>>
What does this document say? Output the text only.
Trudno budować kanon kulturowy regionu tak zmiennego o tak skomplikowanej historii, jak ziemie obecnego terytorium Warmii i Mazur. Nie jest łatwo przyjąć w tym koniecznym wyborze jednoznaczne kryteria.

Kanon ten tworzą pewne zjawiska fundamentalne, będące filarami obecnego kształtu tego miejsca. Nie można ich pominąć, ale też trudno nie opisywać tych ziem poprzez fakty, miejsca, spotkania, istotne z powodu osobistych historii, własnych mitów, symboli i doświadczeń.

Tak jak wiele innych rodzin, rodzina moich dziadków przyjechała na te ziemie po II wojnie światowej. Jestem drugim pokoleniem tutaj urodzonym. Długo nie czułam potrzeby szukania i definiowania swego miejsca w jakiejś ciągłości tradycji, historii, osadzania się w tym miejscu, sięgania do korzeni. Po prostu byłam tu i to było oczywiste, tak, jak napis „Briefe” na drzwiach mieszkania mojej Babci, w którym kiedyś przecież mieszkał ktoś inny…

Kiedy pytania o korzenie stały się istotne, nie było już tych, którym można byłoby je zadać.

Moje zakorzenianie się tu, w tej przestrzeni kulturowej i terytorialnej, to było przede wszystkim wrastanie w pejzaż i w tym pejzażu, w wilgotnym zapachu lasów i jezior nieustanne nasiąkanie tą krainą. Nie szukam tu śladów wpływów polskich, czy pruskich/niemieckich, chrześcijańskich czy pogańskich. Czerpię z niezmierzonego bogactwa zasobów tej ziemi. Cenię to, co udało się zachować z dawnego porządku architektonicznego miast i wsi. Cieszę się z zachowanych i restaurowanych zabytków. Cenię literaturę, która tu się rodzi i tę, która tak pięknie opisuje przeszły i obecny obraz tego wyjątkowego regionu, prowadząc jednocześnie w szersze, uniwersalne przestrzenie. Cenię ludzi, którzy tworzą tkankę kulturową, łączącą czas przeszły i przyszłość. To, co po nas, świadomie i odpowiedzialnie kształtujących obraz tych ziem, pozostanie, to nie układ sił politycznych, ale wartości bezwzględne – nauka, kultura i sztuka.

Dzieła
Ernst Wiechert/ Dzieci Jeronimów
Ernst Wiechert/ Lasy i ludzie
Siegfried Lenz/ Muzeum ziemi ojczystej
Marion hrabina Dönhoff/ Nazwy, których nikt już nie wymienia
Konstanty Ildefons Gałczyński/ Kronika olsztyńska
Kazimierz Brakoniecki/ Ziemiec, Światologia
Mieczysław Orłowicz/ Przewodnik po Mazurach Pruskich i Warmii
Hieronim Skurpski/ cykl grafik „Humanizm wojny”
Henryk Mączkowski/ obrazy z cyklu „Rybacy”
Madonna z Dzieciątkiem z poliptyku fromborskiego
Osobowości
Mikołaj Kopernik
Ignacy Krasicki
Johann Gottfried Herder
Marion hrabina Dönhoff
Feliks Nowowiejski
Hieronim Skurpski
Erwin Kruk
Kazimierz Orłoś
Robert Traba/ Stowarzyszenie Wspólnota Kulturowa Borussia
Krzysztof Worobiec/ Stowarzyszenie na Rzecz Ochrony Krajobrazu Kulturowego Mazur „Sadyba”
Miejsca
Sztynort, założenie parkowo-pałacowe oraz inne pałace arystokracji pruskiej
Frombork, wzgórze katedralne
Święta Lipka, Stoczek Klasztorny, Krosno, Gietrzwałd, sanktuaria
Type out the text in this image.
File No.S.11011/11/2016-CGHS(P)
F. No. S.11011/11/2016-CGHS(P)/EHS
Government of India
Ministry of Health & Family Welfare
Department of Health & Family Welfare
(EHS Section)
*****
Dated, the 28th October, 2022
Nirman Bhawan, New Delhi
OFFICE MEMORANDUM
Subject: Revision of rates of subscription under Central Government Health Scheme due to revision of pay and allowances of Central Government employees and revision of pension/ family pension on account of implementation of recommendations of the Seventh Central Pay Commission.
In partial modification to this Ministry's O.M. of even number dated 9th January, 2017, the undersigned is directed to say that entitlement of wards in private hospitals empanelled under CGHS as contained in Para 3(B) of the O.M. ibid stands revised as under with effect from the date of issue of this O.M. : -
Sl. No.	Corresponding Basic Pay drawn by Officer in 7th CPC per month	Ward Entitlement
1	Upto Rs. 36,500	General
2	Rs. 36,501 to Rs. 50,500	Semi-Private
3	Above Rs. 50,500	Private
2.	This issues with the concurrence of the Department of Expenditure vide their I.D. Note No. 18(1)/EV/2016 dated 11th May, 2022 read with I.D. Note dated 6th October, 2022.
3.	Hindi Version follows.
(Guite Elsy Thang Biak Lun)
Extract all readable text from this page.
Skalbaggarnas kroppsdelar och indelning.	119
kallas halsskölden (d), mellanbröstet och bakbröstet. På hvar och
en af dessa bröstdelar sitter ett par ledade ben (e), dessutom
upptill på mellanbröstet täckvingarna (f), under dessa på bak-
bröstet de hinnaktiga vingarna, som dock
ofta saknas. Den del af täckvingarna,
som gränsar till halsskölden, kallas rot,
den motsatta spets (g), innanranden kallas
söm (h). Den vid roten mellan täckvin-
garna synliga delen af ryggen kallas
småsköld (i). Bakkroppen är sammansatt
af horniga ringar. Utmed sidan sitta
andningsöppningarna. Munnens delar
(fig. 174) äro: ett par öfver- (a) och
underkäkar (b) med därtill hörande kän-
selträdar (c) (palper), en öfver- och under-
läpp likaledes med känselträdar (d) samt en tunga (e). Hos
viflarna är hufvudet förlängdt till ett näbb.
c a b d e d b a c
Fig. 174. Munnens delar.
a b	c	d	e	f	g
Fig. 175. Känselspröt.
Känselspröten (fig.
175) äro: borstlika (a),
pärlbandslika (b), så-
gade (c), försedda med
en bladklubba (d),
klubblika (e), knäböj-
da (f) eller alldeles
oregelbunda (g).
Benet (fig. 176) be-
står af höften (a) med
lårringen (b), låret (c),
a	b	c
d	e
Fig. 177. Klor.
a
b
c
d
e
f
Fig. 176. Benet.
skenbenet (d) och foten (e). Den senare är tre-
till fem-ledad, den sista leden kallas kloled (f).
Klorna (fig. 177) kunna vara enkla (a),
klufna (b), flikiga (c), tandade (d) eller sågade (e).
<<
▶ _Stated goal_
Count the lines in the material above where the string "Stowarzyszenie" appears, then state only that count.

▶ _Answer to the exercise_
2